■ **PROBLEM STATEMENT**
Read through the entries below and return each line with the word "arrow".

○ ○ ○

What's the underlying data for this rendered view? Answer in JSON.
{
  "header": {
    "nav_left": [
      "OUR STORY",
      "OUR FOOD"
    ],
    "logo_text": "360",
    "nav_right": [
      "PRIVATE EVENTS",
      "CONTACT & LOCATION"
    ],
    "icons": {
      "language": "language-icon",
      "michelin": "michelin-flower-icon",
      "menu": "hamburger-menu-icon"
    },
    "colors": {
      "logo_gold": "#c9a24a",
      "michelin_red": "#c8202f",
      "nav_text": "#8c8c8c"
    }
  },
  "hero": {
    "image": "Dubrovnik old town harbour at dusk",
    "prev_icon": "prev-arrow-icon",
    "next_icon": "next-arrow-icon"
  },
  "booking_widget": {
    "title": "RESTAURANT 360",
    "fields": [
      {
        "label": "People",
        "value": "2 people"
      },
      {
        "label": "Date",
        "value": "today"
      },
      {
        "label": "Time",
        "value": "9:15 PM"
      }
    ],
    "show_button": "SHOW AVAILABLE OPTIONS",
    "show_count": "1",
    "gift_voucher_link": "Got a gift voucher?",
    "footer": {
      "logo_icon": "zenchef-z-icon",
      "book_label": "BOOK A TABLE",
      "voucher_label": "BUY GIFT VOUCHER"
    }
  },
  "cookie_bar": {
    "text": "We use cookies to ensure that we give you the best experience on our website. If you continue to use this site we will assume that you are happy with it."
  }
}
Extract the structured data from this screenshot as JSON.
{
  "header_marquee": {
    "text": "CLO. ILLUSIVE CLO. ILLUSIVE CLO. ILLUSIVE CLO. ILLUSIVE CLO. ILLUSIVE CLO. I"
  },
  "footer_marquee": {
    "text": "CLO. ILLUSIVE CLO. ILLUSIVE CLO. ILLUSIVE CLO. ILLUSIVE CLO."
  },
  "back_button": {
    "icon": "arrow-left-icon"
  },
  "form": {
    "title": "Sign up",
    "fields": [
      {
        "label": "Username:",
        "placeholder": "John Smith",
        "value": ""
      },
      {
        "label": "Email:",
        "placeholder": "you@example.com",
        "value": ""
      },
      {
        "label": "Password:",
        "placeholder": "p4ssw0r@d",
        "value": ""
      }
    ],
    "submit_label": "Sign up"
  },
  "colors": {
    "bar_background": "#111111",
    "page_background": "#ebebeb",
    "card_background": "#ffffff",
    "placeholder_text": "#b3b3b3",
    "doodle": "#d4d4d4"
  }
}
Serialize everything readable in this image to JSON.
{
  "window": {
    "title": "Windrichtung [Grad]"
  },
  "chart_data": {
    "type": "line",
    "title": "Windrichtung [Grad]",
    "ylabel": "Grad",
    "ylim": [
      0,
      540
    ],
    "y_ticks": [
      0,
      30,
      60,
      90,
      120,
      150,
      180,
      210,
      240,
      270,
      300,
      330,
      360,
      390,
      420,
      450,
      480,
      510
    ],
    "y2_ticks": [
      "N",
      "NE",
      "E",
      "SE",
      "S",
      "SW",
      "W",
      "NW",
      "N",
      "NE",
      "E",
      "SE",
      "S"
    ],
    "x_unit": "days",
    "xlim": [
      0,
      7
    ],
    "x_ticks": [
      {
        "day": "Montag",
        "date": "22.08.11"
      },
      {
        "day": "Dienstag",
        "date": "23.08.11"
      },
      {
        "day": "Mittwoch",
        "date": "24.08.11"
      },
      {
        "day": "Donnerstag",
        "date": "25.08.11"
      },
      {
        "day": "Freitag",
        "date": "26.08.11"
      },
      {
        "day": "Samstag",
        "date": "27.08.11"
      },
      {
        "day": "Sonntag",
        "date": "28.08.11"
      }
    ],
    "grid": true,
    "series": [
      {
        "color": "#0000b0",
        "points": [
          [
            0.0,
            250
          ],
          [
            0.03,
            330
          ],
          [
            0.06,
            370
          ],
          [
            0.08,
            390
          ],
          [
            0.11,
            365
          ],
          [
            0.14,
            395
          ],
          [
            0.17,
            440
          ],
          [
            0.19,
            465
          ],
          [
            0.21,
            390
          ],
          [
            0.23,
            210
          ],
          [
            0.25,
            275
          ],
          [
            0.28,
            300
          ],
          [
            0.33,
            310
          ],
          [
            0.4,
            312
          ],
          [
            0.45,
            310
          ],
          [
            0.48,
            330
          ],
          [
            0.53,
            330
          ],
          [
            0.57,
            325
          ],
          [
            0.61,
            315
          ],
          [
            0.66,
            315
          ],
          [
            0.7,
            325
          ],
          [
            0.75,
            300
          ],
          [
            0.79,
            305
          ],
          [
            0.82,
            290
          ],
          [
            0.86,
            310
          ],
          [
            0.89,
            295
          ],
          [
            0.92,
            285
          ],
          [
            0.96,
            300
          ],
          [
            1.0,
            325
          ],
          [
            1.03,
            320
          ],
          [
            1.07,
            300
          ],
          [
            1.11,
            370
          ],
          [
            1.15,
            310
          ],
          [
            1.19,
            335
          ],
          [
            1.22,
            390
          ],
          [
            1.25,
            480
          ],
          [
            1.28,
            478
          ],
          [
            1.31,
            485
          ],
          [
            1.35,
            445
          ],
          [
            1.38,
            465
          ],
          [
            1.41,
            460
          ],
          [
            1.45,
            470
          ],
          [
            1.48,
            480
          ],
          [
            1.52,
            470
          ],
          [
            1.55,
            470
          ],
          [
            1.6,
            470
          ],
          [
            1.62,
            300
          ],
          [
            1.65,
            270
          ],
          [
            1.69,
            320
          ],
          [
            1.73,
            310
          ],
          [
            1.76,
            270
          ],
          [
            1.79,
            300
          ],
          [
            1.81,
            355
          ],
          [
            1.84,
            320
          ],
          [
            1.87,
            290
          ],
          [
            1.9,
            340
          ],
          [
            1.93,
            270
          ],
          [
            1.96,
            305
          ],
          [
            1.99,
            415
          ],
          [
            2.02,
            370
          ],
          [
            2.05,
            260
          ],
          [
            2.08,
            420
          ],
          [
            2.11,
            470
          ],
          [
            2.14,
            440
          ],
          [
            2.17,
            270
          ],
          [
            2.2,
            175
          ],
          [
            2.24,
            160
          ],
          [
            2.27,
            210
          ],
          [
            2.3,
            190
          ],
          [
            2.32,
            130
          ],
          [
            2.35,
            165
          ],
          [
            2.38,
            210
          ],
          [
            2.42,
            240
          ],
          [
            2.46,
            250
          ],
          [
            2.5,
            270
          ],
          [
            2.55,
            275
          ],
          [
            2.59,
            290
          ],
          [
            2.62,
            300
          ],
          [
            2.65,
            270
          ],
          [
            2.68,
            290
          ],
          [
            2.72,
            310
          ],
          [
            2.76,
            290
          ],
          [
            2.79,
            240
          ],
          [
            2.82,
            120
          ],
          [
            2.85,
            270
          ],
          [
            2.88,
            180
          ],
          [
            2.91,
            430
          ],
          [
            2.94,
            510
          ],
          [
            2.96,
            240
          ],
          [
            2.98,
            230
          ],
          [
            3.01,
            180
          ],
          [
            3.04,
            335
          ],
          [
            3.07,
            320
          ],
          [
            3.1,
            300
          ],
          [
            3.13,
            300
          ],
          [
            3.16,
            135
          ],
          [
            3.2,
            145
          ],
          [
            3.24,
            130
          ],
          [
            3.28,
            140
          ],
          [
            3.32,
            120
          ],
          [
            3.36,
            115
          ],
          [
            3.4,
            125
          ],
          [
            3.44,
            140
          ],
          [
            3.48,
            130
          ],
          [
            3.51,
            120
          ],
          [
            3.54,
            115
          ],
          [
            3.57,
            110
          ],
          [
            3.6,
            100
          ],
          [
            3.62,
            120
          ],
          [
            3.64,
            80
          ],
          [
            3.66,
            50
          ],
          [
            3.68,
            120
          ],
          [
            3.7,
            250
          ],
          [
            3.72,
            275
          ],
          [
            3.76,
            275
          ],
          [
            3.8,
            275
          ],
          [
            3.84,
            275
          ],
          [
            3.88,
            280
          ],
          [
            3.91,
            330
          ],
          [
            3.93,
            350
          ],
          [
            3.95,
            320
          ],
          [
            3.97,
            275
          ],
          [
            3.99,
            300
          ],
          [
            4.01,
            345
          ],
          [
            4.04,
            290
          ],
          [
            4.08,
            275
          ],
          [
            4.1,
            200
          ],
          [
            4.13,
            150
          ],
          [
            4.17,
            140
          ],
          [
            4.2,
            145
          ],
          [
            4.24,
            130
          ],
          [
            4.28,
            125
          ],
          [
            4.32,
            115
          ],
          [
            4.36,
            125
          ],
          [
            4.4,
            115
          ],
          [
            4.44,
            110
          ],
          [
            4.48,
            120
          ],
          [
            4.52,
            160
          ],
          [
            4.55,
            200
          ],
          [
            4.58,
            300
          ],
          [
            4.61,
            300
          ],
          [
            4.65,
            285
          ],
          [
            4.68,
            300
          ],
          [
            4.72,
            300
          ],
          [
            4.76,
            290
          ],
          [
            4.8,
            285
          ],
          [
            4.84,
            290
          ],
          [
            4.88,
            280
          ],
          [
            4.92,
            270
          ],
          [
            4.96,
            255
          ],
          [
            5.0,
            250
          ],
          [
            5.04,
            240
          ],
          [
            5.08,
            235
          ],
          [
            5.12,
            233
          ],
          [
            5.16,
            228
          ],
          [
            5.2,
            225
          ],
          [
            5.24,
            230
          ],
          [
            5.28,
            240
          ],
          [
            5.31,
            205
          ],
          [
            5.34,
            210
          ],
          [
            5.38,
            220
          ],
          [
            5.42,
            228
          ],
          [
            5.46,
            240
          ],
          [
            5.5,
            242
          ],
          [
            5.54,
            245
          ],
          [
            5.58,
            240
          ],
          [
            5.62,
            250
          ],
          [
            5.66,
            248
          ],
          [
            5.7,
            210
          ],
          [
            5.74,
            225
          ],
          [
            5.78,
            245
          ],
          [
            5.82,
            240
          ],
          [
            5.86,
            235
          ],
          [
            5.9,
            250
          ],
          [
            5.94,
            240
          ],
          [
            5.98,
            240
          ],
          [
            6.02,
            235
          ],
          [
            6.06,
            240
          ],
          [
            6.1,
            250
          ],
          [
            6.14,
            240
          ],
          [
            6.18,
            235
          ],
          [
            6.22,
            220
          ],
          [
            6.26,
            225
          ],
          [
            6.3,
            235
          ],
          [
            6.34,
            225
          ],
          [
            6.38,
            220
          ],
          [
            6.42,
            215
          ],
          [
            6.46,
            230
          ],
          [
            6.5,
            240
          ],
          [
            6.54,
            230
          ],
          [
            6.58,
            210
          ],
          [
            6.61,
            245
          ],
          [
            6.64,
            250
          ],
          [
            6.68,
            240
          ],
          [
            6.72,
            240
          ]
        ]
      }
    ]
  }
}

○ ○ ○

■ **THE REPLY**
    "prev_icon": "prev-arrow-icon",
    "next_icon": "next-arrow-icon"
    "icon": "arrow-left-icon"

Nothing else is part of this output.